▶ **TASK REQUIREMENTS**: What follows is a set of entries. Repeat them exactly, but not their pictures.

▶ **RECORD EXCERPTS**:
● ● ● ●

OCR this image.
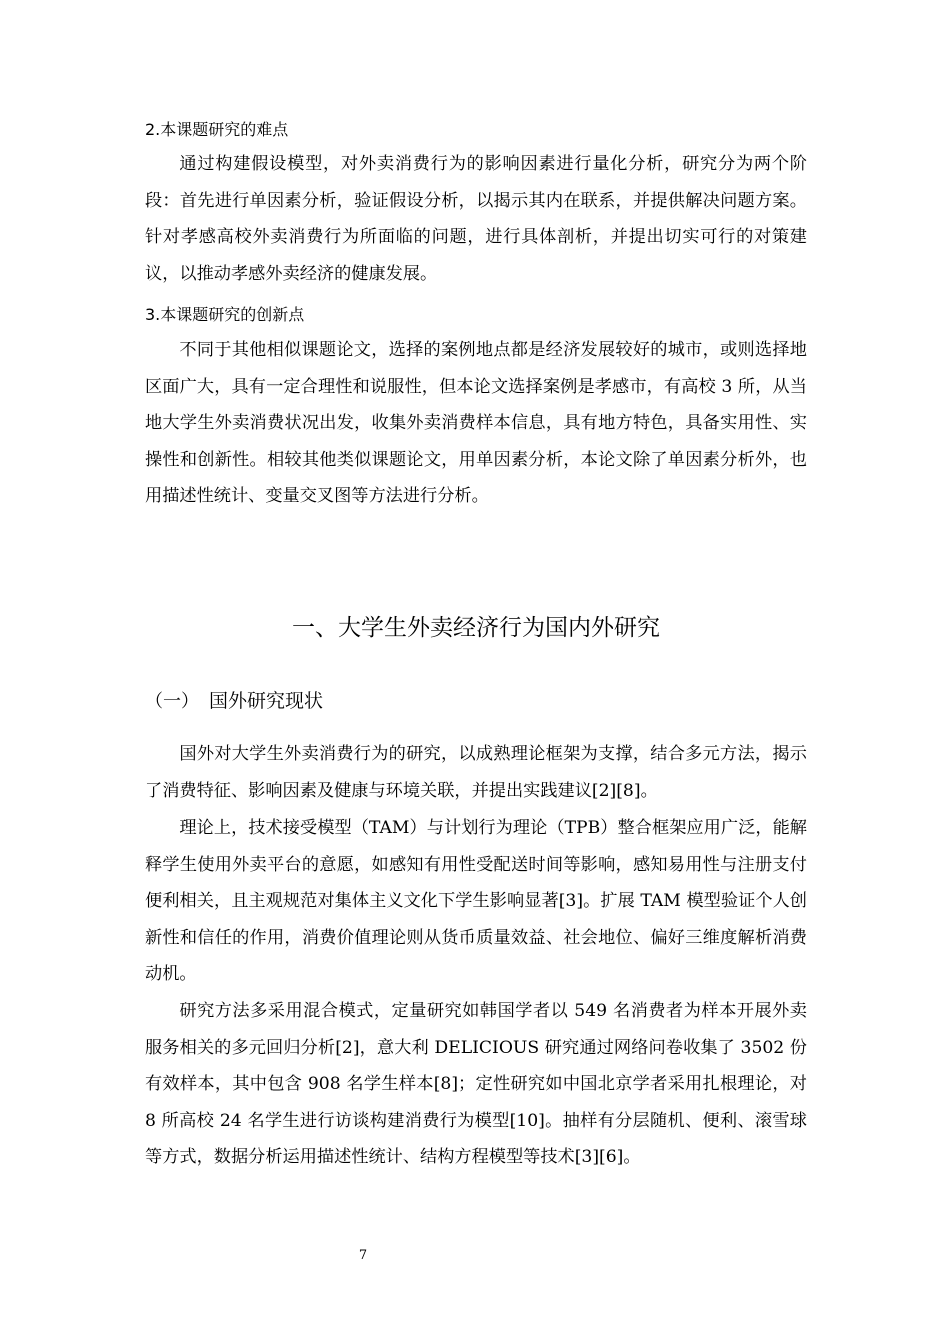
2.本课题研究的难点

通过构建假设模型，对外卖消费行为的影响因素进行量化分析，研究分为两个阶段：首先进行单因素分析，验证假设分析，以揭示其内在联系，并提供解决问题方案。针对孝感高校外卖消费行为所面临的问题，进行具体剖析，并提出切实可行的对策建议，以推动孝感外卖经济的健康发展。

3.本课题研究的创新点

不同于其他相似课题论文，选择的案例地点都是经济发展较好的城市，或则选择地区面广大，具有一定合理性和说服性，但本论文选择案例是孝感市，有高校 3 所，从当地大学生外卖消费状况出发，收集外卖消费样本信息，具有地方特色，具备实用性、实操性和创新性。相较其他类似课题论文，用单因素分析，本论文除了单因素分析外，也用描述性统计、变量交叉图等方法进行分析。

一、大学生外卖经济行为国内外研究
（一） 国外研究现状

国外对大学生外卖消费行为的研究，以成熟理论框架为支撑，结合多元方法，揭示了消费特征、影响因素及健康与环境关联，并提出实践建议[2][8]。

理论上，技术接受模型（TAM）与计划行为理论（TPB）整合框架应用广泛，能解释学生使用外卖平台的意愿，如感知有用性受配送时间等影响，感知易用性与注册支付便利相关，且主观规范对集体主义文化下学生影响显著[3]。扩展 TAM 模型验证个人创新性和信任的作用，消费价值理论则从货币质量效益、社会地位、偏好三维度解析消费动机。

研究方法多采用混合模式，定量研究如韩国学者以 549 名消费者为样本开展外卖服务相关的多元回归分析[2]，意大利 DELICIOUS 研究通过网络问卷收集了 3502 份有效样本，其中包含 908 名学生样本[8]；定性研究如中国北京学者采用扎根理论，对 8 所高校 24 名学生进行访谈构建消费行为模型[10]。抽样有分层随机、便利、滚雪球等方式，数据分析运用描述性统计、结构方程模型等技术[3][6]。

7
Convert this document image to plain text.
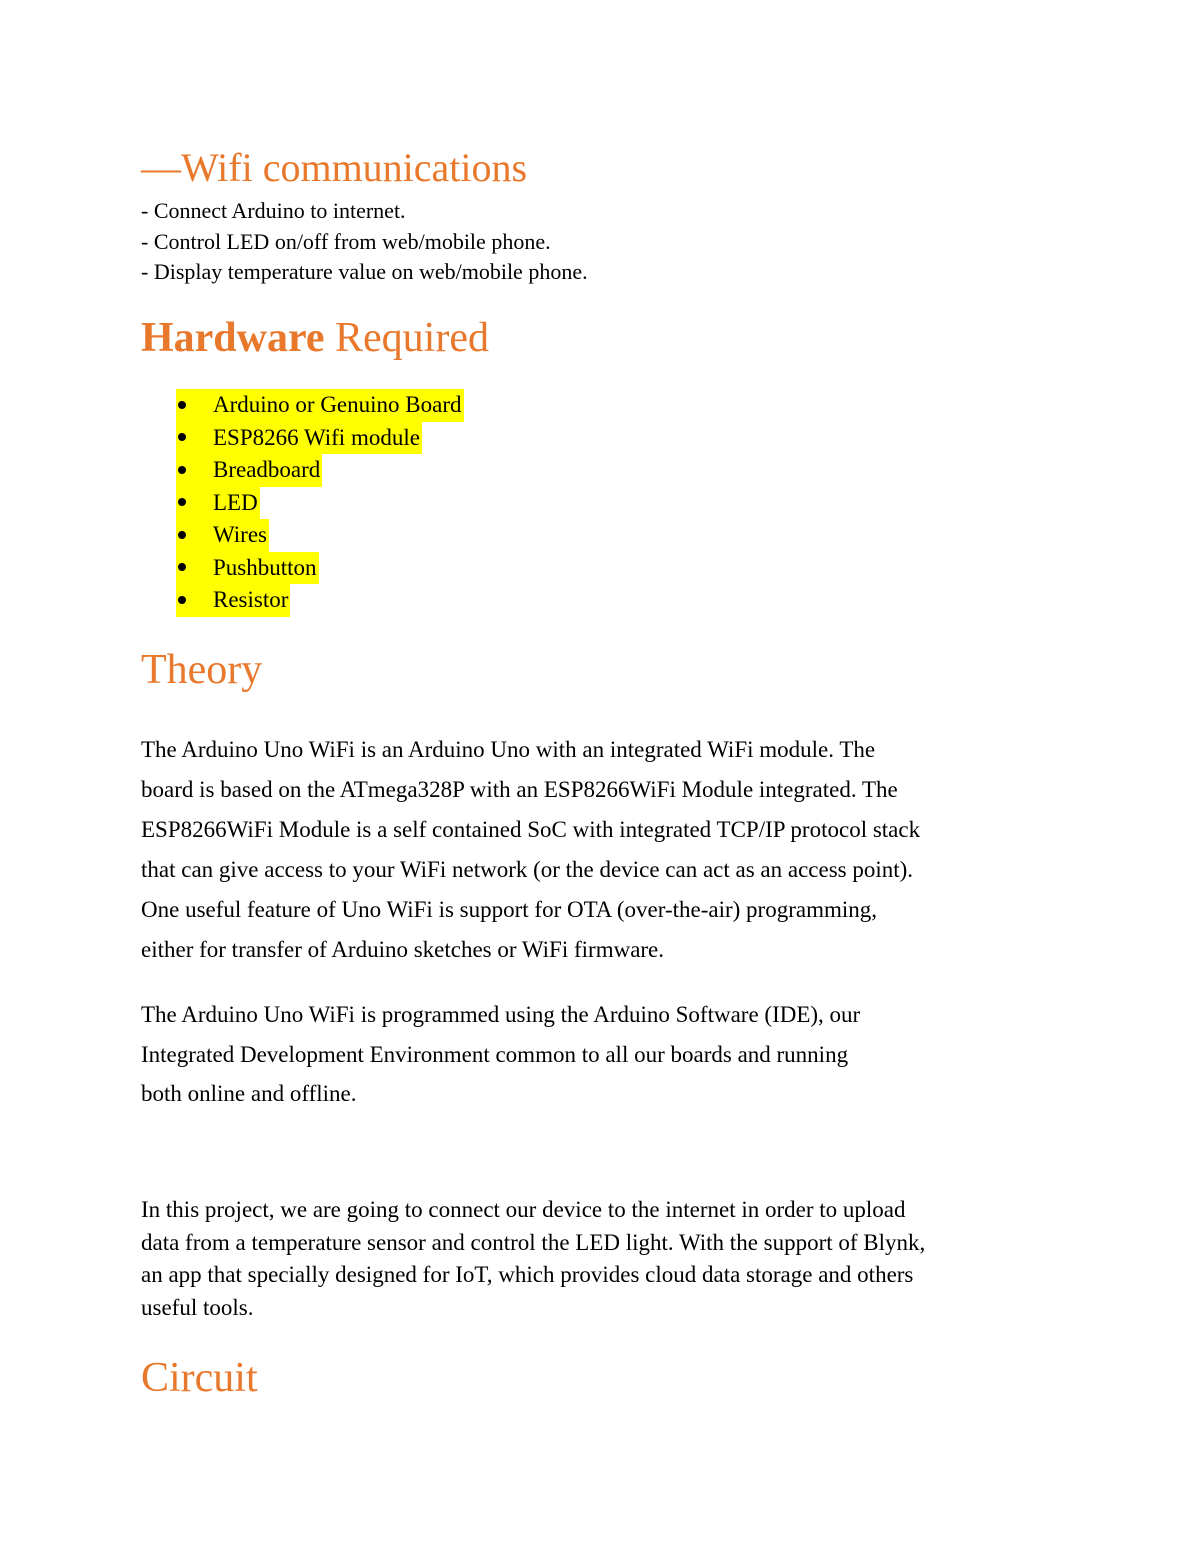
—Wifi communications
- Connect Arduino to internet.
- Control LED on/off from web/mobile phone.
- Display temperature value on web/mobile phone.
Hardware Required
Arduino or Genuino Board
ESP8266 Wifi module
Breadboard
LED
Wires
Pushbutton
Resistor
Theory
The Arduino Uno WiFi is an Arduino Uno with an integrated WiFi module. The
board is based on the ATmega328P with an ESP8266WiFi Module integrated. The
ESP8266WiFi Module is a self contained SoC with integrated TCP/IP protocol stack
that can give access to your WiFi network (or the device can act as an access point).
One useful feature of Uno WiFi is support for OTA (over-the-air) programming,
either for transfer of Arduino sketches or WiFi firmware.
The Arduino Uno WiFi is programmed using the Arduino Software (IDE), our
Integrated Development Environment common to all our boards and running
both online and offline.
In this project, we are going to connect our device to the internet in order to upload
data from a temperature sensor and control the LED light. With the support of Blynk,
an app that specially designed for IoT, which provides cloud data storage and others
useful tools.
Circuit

● ● ● ●

▶ **EXERCISE SOLUTION**:
OCR this image.
2.本课题研究的难点

通过构建假设模型，对外卖消费行为的影响因素进行量化分析，研究分为两个阶段：首先进行单因素分析，验证假设分析，以揭示其内在联系，并提供解决问题方案。针对孝感高校外卖消费行为所面临的问题，进行具体剖析，并提出切实可行的对策建议，以推动孝感外卖经济的健康发展。

3.本课题研究的创新点

不同于其他相似课题论文，选择的案例地点都是经济发展较好的城市，或则选择地区面广大，具有一定合理性和说服性，但本论文选择案例是孝感市，有高校 3 所，从当地大学生外卖消费状况出发，收集外卖消费样本信息，具有地方特色，具备实用性、实操性和创新性。相较其他类似课题论文，用单因素分析，本论文除了单因素分析外，也用描述性统计、变量交叉图等方法进行分析。

一、大学生外卖经济行为国内外研究
（一） 国外研究现状

国外对大学生外卖消费行为的研究，以成熟理论框架为支撑，结合多元方法，揭示了消费特征、影响因素及健康与环境关联，并提出实践建议[2][8]。

理论上，技术接受模型（TAM）与计划行为理论（TPB）整合框架应用广泛，能解释学生使用外卖平台的意愿，如感知有用性受配送时间等影响，感知易用性与注册支付便利相关，且主观规范对集体主义文化下学生影响显著[3]。扩展 TAM 模型验证个人创新性和信任的作用，消费价值理论则从货币质量效益、社会地位、偏好三维度解析消费动机。

研究方法多采用混合模式，定量研究如韩国学者以 549 名消费者为样本开展外卖服务相关的多元回归分析[2]，意大利 DELICIOUS 研究通过网络问卷收集了 3502 份有效样本，其中包含 908 名学生样本[8]；定性研究如中国北京学者采用扎根理论，对 8 所高校 24 名学生进行访谈构建消费行为模型[10]。抽样有分层随机、便利、滚雪球等方式，数据分析运用描述性统计、结构方程模型等技术[3][6]。

7
Convert this document image to plain text.
—Wifi communications
- Connect Arduino to internet.
- Control LED on/off from web/mobile phone.
- Display temperature value on web/mobile phone.
Hardware Required
Arduino or Genuino Board
ESP8266 Wifi module
Breadboard
LED
Wires
Pushbutton
Resistor
Theory
The Arduino Uno WiFi is an Arduino Uno with an integrated WiFi module. The
board is based on the ATmega328P with an ESP8266WiFi Module integrated. The
ESP8266WiFi Module is a self contained SoC with integrated TCP/IP protocol stack
that can give access to your WiFi network (or the device can act as an access point).
One useful feature of Uno WiFi is support for OTA (over-the-air) programming,
either for transfer of Arduino sketches or WiFi firmware.
The Arduino Uno WiFi is programmed using the Arduino Software (IDE), our
Integrated Development Environment common to all our boards and running
both online and offline.
In this project, we are going to connect our device to the internet in order to upload
data from a temperature sensor and control the LED light. With the support of Blynk,
an app that specially designed for IoT, which provides cloud data storage and others
useful tools.
Circuit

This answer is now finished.